**WHAT THE EXERCISE ASKS:**
Exact reproduction is required for all entries.

**MATERIAL SHOWN:**
::::
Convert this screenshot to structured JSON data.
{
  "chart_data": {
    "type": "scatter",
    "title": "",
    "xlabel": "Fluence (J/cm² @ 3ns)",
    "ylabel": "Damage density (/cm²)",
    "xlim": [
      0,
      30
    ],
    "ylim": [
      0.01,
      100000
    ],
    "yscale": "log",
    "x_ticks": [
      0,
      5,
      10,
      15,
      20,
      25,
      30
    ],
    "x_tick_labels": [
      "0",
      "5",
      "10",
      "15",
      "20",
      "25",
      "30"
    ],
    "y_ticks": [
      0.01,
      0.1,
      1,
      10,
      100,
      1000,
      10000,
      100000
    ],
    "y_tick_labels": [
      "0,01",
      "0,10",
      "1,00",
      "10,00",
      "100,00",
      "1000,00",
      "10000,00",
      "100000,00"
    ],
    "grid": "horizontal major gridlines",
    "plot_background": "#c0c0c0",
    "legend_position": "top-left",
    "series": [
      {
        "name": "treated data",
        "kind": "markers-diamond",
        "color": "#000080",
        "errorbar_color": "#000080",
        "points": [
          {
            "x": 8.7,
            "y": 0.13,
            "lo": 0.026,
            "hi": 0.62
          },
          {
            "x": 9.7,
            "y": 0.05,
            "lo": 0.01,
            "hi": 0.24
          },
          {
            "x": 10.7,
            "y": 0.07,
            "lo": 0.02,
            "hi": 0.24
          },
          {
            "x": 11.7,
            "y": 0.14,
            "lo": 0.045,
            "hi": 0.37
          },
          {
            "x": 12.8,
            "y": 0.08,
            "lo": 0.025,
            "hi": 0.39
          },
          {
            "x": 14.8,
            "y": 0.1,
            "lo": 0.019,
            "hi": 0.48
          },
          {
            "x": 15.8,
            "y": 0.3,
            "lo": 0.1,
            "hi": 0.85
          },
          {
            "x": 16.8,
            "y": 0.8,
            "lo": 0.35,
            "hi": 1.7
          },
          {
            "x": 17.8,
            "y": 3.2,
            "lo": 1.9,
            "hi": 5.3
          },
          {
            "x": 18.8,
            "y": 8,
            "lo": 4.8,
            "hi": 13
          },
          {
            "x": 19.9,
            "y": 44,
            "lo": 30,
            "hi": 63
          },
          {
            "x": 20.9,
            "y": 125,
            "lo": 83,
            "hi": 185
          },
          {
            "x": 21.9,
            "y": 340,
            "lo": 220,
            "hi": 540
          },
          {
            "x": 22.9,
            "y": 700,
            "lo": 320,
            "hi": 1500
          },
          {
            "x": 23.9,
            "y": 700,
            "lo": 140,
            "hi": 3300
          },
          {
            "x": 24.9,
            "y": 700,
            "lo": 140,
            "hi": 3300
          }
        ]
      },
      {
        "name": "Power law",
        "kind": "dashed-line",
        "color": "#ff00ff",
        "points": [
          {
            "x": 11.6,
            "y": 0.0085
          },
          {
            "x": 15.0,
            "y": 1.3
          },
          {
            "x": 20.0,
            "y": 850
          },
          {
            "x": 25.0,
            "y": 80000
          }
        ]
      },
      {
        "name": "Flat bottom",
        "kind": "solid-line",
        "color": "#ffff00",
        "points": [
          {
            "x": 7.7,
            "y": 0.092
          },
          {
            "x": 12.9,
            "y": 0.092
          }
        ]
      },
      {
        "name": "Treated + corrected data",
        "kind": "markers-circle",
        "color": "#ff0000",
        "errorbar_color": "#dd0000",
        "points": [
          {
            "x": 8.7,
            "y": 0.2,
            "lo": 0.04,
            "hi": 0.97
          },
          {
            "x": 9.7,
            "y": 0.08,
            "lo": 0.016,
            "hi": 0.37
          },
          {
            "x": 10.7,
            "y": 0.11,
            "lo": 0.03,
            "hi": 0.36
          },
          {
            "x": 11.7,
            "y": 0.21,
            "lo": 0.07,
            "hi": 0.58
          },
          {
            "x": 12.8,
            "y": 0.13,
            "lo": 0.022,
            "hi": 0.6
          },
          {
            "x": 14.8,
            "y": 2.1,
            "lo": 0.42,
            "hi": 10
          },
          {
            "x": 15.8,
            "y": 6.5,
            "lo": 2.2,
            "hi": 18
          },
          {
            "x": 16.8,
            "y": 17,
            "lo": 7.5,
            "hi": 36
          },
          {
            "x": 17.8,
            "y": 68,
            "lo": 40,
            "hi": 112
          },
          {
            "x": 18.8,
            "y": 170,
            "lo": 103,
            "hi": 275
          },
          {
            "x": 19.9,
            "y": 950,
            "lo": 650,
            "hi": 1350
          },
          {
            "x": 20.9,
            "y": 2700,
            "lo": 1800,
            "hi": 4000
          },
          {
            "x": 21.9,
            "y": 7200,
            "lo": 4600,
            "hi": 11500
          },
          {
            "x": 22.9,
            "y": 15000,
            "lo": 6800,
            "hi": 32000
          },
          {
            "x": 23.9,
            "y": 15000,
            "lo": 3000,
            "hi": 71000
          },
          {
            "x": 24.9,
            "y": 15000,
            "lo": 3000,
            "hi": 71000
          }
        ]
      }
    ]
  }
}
::::
**OUTPUT BELOW:**
Convert this screenshot to structured JSON data.
{
  "chart_data": {
    "type": "scatter",
    "title": "",
    "xlabel": "Fluence (J/cm² @ 3ns)",
    "ylabel": "Damage density (/cm²)",
    "xlim": [
      0,
      30
    ],
    "ylim": [
      0.01,
      100000
    ],
    "yscale": "log",
    "x_ticks": [
      0,
      5,
      10,
      15,
      20,
      25,
      30
    ],
    "x_tick_labels": [
      "0",
      "5",
      "10",
      "15",
      "20",
      "25",
      "30"
    ],
    "y_ticks": [
      0.01,
      0.1,
      1,
      10,
      100,
      1000,
      10000,
      100000
    ],
    "y_tick_labels": [
      "0,01",
      "0,10",
      "1,00",
      "10,00",
      "100,00",
      "1000,00",
      "10000,00",
      "100000,00"
    ],
    "grid": "horizontal major gridlines",
    "plot_background": "#c0c0c0",
    "legend_position": "top-left",
    "series": [
      {
        "name": "treated data",
        "kind": "markers-diamond",
        "color": "#000080",
        "errorbar_color": "#000080",
        "points": [
          {
            "x": 8.7,
            "y": 0.13,
            "lo": 0.026,
            "hi": 0.62
          },
          {
            "x": 9.7,
            "y": 0.05,
            "lo": 0.01,
            "hi": 0.24
          },
          {
            "x": 10.7,
            "y": 0.07,
            "lo": 0.02,
            "hi": 0.24
          },
          {
            "x": 11.7,
            "y": 0.14,
            "lo": 0.045,
            "hi": 0.37
          },
          {
            "x": 12.8,
            "y": 0.08,
            "lo": 0.025,
            "hi": 0.39
          },
          {
            "x": 14.8,
            "y": 0.1,
            "lo": 0.019,
            "hi": 0.48
          },
          {
            "x": 15.8,
            "y": 0.3,
            "lo": 0.1,
            "hi": 0.85
          },
          {
            "x": 16.8,
            "y": 0.8,
            "lo": 0.35,
            "hi": 1.7
          },
          {
            "x": 17.8,
            "y": 3.2,
            "lo": 1.9,
            "hi": 5.3
          },
          {
            "x": 18.8,
            "y": 8,
            "lo": 4.8,
            "hi": 13
          },
          {
            "x": 19.9,
            "y": 44,
            "lo": 30,
            "hi": 63
          },
          {
            "x": 20.9,
            "y": 125,
            "lo": 83,
            "hi": 185
          },
          {
            "x": 21.9,
            "y": 340,
            "lo": 220,
            "hi": 540
          },
          {
            "x": 22.9,
            "y": 700,
            "lo": 320,
            "hi": 1500
          },
          {
            "x": 23.9,
            "y": 700,
            "lo": 140,
            "hi": 3300
          },
          {
            "x": 24.9,
            "y": 700,
            "lo": 140,
            "hi": 3300
          }
        ]
      },
      {
        "name": "Power law",
        "kind": "dashed-line",
        "color": "#ff00ff",
        "points": [
          {
            "x": 11.6,
            "y": 0.0085
          },
          {
            "x": 15.0,
            "y": 1.3
          },
          {
            "x": 20.0,
            "y": 850
          },
          {
            "x": 25.0,
            "y": 80000
          }
        ]
      },
      {
        "name": "Flat bottom",
        "kind": "solid-line",
        "color": "#ffff00",
        "points": [
          {
            "x": 7.7,
            "y": 0.092
          },
          {
            "x": 12.9,
            "y": 0.092
          }
        ]
      },
      {
        "name": "Treated + corrected data",
        "kind": "markers-circle",
        "color": "#ff0000",
        "errorbar_color": "#dd0000",
        "points": [
          {
            "x": 8.7,
            "y": 0.2,
            "lo": 0.04,
            "hi": 0.97
          },
          {
            "x": 9.7,
            "y": 0.08,
            "lo": 0.016,
            "hi": 0.37
          },
          {
            "x": 10.7,
            "y": 0.11,
            "lo": 0.03,
            "hi": 0.36
          },
          {
            "x": 11.7,
            "y": 0.21,
            "lo": 0.07,
            "hi": 0.58
          },
          {
            "x": 12.8,
            "y": 0.13,
            "lo": 0.022,
            "hi": 0.6
          },
          {
            "x": 14.8,
            "y": 2.1,
            "lo": 0.42,
            "hi": 10
          },
          {
            "x": 15.8,
            "y": 6.5,
            "lo": 2.2,
            "hi": 18
          },
          {
            "x": 16.8,
            "y": 17,
            "lo": 7.5,
            "hi": 36
          },
          {
            "x": 17.8,
            "y": 68,
            "lo": 40,
            "hi": 112
          },
          {
            "x": 18.8,
            "y": 170,
            "lo": 103,
            "hi": 275
          },
          {
            "x": 19.9,
            "y": 950,
            "lo": 650,
            "hi": 1350
          },
          {
            "x": 20.9,
            "y": 2700,
            "lo": 1800,
            "hi": 4000
          },
          {
            "x": 21.9,
            "y": 7200,
            "lo": 4600,
            "hi": 11500
          },
          {
            "x": 22.9,
            "y": 15000,
            "lo": 6800,
            "hi": 32000
          },
          {
            "x": 23.9,
            "y": 15000,
            "lo": 3000,
            "hi": 71000
          },
          {
            "x": 24.9,
            "y": 15000,
            "lo": 3000,
            "hi": 71000
          }
        ]
      }
    ]
  }
}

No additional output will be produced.